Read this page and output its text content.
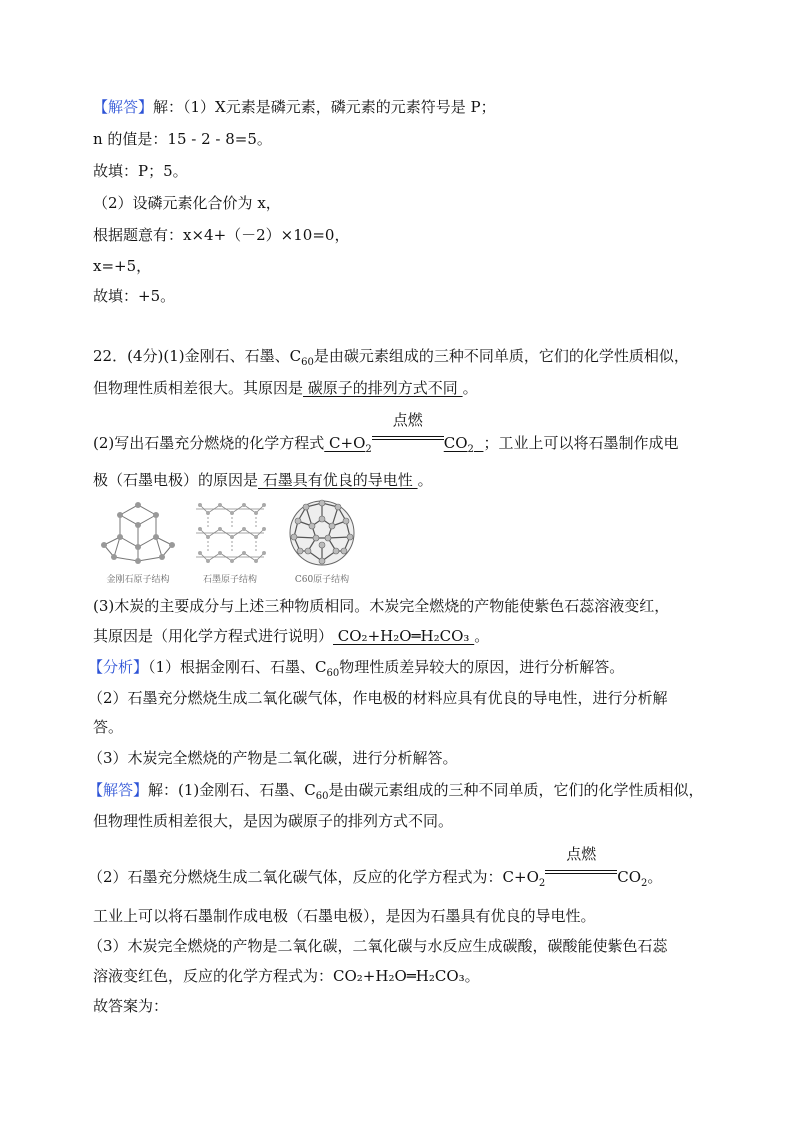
【解答】解：（1）X元素是磷元素，磷元素的元素符号是 P；
n 的值是：15 - 2 - 8=5。
故填：P；5。
（2）设磷元素化合价为 x，
根据题意有：x×4+（－2）×10=0，
x=+5，
故填：+5。
22．(4分)(1)金刚石、石墨、$C_{60}$是由碳元素组成的三种不同单质，它们的化学性质相似，
但物理性质相差很大。其原因是 碳原子的排列方式不同 。
(2)写出石墨充分燃烧的化学方程式 $C+O_2$
点燃
$CO_2$ ；工业上可以将石墨制作成电
极（石墨电极）的原因是 石墨具有优良的导电性 。
金刚石原子结构	石墨原子结构	C60原子结构
(3)木炭的主要成分与上述三种物质相同。木炭完全燃烧的产物能使紫色石蕊溶液变红，
其原因是（用化学方程式进行说明） CO₂+H₂O═H₂CO₃ 。
【分析】（1）根据金刚石、石墨、$C_{60}$物理性质差异较大的原因，进行分析解答。
（2）石墨充分燃烧生成二氧化碳气体，作电极的材料应具有优良的导电性，进行分析解
答。
（3）木炭完全燃烧的产物是二氧化碳，进行分析解答。
【解答】解：(1)金刚石、石墨、$C_{60}$是由碳元素组成的三种不同单质，它们的化学性质相似，
但物理性质相差很大，是因为碳原子的排列方式不同。
（2）石墨充分燃烧生成二氧化碳气体，反应的化学方程式为：$C+O_2$
点燃
$CO_2$。
工业上可以将石墨制作成电极（石墨电极），是因为石墨具有优良的导电性。
（3）木炭完全燃烧的产物是二氧化碳，二氧化碳与水反应生成碳酸，碳酸能使紫色石蕊
溶液变红色，反应的化学方程式为：CO₂+H₂O═H₂CO₃。
故答案为：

◇ ◇ ◇ ◇

- [Exercise requirements]: Write out the material above once more, exactly as it reads, with no pictures.

- [Result]:
Read this page and output its text content.
【解答】解：（1）X元素是磷元素，磷元素的元素符号是 P；
n 的值是：15 - 2 - 8=5。
故填：P；5。
（2）设磷元素化合价为 x，
根据题意有：x×4+（－2）×10=0，
x=+5，
故填：+5。
22．(4分)(1)金刚石、石墨、$C_{60}$是由碳元素组成的三种不同单质，它们的化学性质相似，
但物理性质相差很大。其原因是 碳原子的排列方式不同 。
(2)写出石墨充分燃烧的化学方程式 $C+O_2$
点燃
$CO_2$ ；工业上可以将石墨制作成电
极（石墨电极）的原因是 石墨具有优良的导电性 。
金刚石原子结构	石墨原子结构	C60原子结构
(3)木炭的主要成分与上述三种物质相同。木炭完全燃烧的产物能使紫色石蕊溶液变红，
其原因是（用化学方程式进行说明） CO₂+H₂O═H₂CO₃ 。
【分析】（1）根据金刚石、石墨、$C_{60}$物理性质差异较大的原因，进行分析解答。
（2）石墨充分燃烧生成二氧化碳气体，作电极的材料应具有优良的导电性，进行分析解
答。
（3）木炭完全燃烧的产物是二氧化碳，进行分析解答。
【解答】解：(1)金刚石、石墨、$C_{60}$是由碳元素组成的三种不同单质，它们的化学性质相似，
但物理性质相差很大，是因为碳原子的排列方式不同。
（2）石墨充分燃烧生成二氧化碳气体，反应的化学方程式为：$C+O_2$
点燃
$CO_2$。
工业上可以将石墨制作成电极（石墨电极），是因为石墨具有优良的导电性。
（3）木炭完全燃烧的产物是二氧化碳，二氧化碳与水反应生成碳酸，碳酸能使紫色石蕊
溶液变红色，反应的化学方程式为：CO₂+H₂O═H₂CO₃。
故答案为：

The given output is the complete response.